Short exercise -
List every line of the listing below that contains the word "bringing".

** start Task inputs **

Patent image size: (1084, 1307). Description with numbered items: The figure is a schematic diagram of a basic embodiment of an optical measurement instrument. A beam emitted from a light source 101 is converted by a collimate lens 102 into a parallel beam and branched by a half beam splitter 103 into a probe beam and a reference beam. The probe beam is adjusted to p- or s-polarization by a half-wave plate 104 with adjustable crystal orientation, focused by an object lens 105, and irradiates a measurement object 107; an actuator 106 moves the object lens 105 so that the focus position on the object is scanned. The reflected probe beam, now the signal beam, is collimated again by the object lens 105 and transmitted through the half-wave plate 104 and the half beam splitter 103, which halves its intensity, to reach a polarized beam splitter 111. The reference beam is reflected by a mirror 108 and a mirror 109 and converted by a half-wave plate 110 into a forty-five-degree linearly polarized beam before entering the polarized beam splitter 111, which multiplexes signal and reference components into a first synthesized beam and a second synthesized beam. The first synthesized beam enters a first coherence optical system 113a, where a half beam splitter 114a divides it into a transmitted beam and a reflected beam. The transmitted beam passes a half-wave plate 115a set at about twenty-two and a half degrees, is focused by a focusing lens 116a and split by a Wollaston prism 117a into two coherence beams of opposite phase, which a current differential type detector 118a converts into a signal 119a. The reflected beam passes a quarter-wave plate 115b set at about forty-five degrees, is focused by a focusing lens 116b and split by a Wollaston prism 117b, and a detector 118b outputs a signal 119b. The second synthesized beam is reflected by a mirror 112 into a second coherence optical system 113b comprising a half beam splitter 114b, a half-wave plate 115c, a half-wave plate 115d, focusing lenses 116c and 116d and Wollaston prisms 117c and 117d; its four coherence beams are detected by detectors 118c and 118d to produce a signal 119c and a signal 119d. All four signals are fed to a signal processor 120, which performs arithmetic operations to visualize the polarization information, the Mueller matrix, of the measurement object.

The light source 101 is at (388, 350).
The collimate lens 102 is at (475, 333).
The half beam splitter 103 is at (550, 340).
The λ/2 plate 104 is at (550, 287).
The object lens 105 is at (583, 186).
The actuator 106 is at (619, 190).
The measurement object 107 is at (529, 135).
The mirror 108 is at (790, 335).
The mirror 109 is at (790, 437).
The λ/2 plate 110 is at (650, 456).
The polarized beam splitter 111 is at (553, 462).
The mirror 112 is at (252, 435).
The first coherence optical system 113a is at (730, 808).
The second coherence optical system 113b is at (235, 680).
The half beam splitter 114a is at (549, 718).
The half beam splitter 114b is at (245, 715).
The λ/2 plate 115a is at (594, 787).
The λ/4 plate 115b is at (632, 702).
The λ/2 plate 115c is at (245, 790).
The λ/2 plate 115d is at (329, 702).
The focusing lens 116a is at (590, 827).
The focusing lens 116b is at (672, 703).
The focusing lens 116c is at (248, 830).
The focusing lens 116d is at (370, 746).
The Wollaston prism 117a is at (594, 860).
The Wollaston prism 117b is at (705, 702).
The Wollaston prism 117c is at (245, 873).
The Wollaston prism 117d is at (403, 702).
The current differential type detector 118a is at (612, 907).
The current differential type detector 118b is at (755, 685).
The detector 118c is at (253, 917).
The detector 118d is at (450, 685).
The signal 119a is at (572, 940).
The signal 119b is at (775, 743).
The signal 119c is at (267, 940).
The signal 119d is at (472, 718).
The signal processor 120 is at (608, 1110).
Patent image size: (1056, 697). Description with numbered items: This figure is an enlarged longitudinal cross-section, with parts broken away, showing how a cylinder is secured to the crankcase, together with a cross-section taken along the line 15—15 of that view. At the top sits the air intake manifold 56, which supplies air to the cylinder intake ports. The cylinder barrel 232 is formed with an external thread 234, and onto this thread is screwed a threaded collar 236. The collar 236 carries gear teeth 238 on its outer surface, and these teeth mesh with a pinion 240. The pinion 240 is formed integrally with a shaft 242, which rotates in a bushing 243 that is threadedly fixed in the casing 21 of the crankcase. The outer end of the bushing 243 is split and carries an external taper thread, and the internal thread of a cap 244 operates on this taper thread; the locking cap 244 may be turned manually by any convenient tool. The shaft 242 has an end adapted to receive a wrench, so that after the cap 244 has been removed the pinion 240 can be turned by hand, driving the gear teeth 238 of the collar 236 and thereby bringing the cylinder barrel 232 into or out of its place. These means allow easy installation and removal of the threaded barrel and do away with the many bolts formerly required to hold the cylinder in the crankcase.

** end Task inputs **

Problem solution -
Patent image size: (1056, 697). Description with numbered items: This figure is an enlarged longitudinal cross-section, with parts broken away, showing how a cylinder is secured to the crankcase, together with a cross-section taken along the line 15—15 of that view. At the top sits the air intake manifold 56, which supplies air to the cylinder intake ports. The cylinder barrel 232 is formed with an external thread 234, and onto this thread is screwed a threaded collar 236. The collar 236 carries gear teeth 238 on its outer surface, and these teeth mesh with a pinion 240. The pinion 240 is formed integrally with a shaft 242, which rotates in a bushing 243 that is threadedly fixed in the casing 21 of the crankcase. The outer end of the bushing 243 is split and carries an external taper thread, and the internal thread of a cap 244 operates on this taper thread; the locking cap 244 may be turned manually by any convenient tool. The shaft 242 has an end adapted to receive a wrench, so that after the cap 244 has been removed the pinion 240 can be turned by hand, driving the gear teeth 238 of the collar 236 and thereby bringing the cylinder barrel 232 into or out of its place. These means allow easy installation and removal of the threaded barrel and do away with the many bolts formerly required to hold the cylinder in the crankcase.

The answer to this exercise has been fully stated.